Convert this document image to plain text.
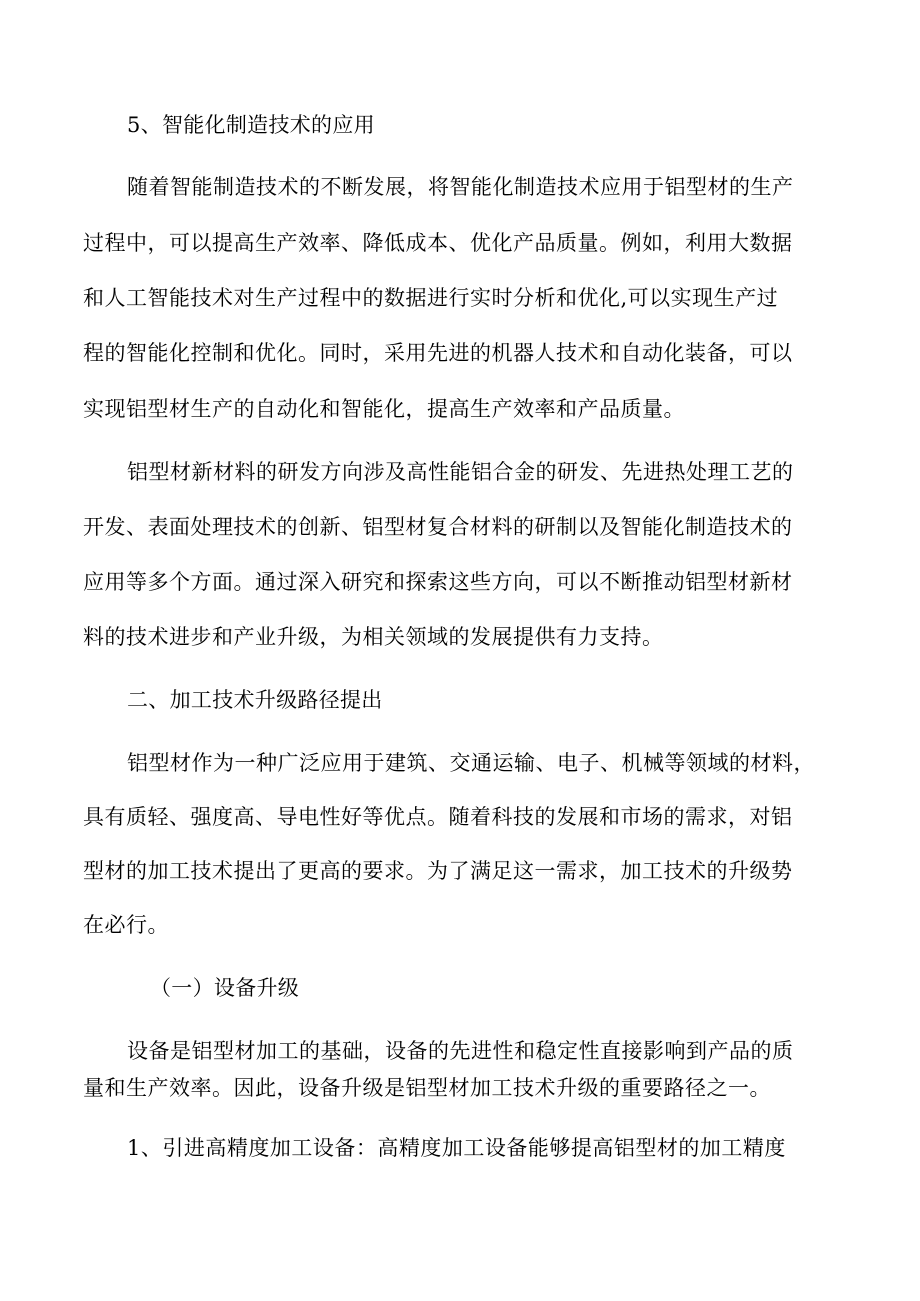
5、智能化制造技术的应用
随着智能制造技术的不断发展，将智能化制造技术应用于铝型材的生产
过程中，可以提高生产效率、降低成本、优化产品质量。例如，利用大数据
和人工智能技术对生产过程中的数据进行实时分析和优化,可以实现生产过
程的智能化控制和优化。同时，采用先进的机器人技术和自动化装备，可以
实现铝型材生产的自动化和智能化，提高生产效率和产品质量。
铝型材新材料的研发方向涉及高性能铝合金的研发、先进热处理工艺的
开发、表面处理技术的创新、铝型材复合材料的研制以及智能化制造技术的
应用等多个方面。通过深入研究和探索这些方向，可以不断推动铝型材新材
料的技术进步和产业升级，为相关领域的发展提供有力支持。
二、加工技术升级路径提出
铝型材作为一种广泛应用于建筑、交通运输、电子、机械等领域的材料，
具有质轻、强度高、导电性好等优点。随着科技的发展和市场的需求，对铝
型材的加工技术提出了更高的要求。为了满足这一需求，加工技术的升级势
在必行。
（一）设备升级
设备是铝型材加工的基础，设备的先进性和稳定性直接影响到产品的质
量和生产效率。因此，设备升级是铝型材加工技术升级的重要路径之一。
1、引进高精度加工设备：高精度加工设备能够提高铝型材的加工精度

- **TASK DIRECTIONS**
Write out again every line above exactly as given; the pictures do not belong in the copy.

- **SOLUTION FOR THIS EXERCISE**
Convert this document image to plain text.
5、智能化制造技术的应用
随着智能制造技术的不断发展，将智能化制造技术应用于铝型材的生产
过程中，可以提高生产效率、降低成本、优化产品质量。例如，利用大数据
和人工智能技术对生产过程中的数据进行实时分析和优化,可以实现生产过
程的智能化控制和优化。同时，采用先进的机器人技术和自动化装备，可以
实现铝型材生产的自动化和智能化，提高生产效率和产品质量。
铝型材新材料的研发方向涉及高性能铝合金的研发、先进热处理工艺的
开发、表面处理技术的创新、铝型材复合材料的研制以及智能化制造技术的
应用等多个方面。通过深入研究和探索这些方向，可以不断推动铝型材新材
料的技术进步和产业升级，为相关领域的发展提供有力支持。
二、加工技术升级路径提出
铝型材作为一种广泛应用于建筑、交通运输、电子、机械等领域的材料，
具有质轻、强度高、导电性好等优点。随着科技的发展和市场的需求，对铝
型材的加工技术提出了更高的要求。为了满足这一需求，加工技术的升级势
在必行。
（一）设备升级
设备是铝型材加工的基础，设备的先进性和稳定性直接影响到产品的质
量和生产效率。因此，设备升级是铝型材加工技术升级的重要路径之一。
1、引进高精度加工设备：高精度加工设备能够提高铝型材的加工精度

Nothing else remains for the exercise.